Aim of the task >> Restate each entry word for word, leaving nothing out.

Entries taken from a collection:
________________________

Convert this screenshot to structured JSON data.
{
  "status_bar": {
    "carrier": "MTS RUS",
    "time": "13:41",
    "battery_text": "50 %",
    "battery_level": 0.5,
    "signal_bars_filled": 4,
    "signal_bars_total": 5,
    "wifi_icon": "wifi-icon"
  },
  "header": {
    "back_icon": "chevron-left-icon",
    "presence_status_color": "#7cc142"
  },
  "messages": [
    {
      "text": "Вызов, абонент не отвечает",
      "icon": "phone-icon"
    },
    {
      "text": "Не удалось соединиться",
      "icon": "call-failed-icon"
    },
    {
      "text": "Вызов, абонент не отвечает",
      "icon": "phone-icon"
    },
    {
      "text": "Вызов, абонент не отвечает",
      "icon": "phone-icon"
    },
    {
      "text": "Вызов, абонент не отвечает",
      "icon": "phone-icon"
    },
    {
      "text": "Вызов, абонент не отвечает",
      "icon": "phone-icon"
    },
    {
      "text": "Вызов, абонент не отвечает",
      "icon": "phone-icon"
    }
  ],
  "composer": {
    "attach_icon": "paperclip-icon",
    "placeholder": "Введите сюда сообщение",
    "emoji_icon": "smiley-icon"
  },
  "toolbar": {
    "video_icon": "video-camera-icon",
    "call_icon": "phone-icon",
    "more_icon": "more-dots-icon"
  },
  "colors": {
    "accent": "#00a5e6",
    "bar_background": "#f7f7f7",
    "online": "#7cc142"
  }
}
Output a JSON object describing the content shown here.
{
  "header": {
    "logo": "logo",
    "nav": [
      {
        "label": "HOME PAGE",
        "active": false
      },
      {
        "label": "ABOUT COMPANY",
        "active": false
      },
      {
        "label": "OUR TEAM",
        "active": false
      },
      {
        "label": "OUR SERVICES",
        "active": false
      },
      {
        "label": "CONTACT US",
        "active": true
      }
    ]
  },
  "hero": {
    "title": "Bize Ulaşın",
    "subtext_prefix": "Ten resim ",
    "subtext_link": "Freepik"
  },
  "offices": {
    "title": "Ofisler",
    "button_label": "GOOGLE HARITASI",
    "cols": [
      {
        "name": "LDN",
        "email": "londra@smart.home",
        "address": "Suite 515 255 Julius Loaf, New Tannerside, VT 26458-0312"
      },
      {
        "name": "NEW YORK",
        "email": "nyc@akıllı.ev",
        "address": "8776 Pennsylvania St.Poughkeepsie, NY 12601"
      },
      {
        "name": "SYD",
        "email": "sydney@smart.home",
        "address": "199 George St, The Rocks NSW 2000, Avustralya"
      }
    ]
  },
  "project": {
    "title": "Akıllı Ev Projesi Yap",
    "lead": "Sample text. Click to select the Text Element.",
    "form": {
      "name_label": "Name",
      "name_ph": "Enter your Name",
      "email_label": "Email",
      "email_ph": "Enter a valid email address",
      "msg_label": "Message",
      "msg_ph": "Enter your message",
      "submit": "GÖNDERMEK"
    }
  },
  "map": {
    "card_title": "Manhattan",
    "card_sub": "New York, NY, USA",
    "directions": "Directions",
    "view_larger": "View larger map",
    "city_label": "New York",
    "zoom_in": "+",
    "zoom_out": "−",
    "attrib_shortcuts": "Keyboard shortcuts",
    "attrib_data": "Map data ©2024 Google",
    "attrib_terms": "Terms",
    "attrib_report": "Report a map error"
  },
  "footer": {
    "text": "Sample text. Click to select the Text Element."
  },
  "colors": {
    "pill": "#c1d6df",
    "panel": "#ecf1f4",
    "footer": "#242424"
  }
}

________________________

Response below >>
Convert this screenshot to structured JSON data.
{
  "status_bar": {
    "carrier": "MTS RUS",
    "time": "13:41",
    "battery_text": "50 %",
    "battery_level": 0.5,
    "signal_bars_filled": 4,
    "signal_bars_total": 5,
    "wifi_icon": "wifi-icon"
  },
  "header": {
    "back_icon": "chevron-left-icon",
    "presence_status_color": "#7cc142"
  },
  "messages": [
    {
      "text": "Вызов, абонент не отвечает",
      "icon": "phone-icon"
    },
    {
      "text": "Не удалось соединиться",
      "icon": "call-failed-icon"
    },
    {
      "text": "Вызов, абонент не отвечает",
      "icon": "phone-icon"
    },
    {
      "text": "Вызов, абонент не отвечает",
      "icon": "phone-icon"
    },
    {
      "text": "Вызов, абонент не отвечает",
      "icon": "phone-icon"
    },
    {
      "text": "Вызов, абонент не отвечает",
      "icon": "phone-icon"
    },
    {
      "text": "Вызов, абонент не отвечает",
      "icon": "phone-icon"
    }
  ],
  "composer": {
    "attach_icon": "paperclip-icon",
    "placeholder": "Введите сюда сообщение",
    "emoji_icon": "smiley-icon"
  },
  "toolbar": {
    "video_icon": "video-camera-icon",
    "call_icon": "phone-icon",
    "more_icon": "more-dots-icon"
  },
  "colors": {
    "accent": "#00a5e6",
    "bar_background": "#f7f7f7",
    "online": "#7cc142"
  }
}
Output a JSON object describing the content shown here.
{
  "header": {
    "logo": "logo",
    "nav": [
      {
        "label": "HOME PAGE",
        "active": false
      },
      {
        "label": "ABOUT COMPANY",
        "active": false
      },
      {
        "label": "OUR TEAM",
        "active": false
      },
      {
        "label": "OUR SERVICES",
        "active": false
      },
      {
        "label": "CONTACT US",
        "active": true
      }
    ]
  },
  "hero": {
    "title": "Bize Ulaşın",
    "subtext_prefix": "Ten resim ",
    "subtext_link": "Freepik"
  },
  "offices": {
    "title": "Ofisler",
    "button_label": "GOOGLE HARITASI",
    "cols": [
      {
        "name": "LDN",
        "email": "londra@smart.home",
        "address": "Suite 515 255 Julius Loaf, New Tannerside, VT 26458-0312"
      },
      {
        "name": "NEW YORK",
        "email": "nyc@akıllı.ev",
        "address": "8776 Pennsylvania St.Poughkeepsie, NY 12601"
      },
      {
        "name": "SYD",
        "email": "sydney@smart.home",
        "address": "199 George St, The Rocks NSW 2000, Avustralya"
      }
    ]
  },
  "project": {
    "title": "Akıllı Ev Projesi Yap",
    "lead": "Sample text. Click to select the Text Element.",
    "form": {
      "name_label": "Name",
      "name_ph": "Enter your Name",
      "email_label": "Email",
      "email_ph": "Enter a valid email address",
      "msg_label": "Message",
      "msg_ph": "Enter your message",
      "submit": "GÖNDERMEK"
    }
  },
  "map": {
    "card_title": "Manhattan",
    "card_sub": "New York, NY, USA",
    "directions": "Directions",
    "view_larger": "View larger map",
    "city_label": "New York",
    "zoom_in": "+",
    "zoom_out": "−",
    "attrib_shortcuts": "Keyboard shortcuts",
    "attrib_data": "Map data ©2024 Google",
    "attrib_terms": "Terms",
    "attrib_report": "Report a map error"
  },
  "footer": {
    "text": "Sample text. Click to select the Text Element."
  },
  "colors": {
    "pill": "#c1d6df",
    "panel": "#ecf1f4",
    "footer": "#242424"
  }
}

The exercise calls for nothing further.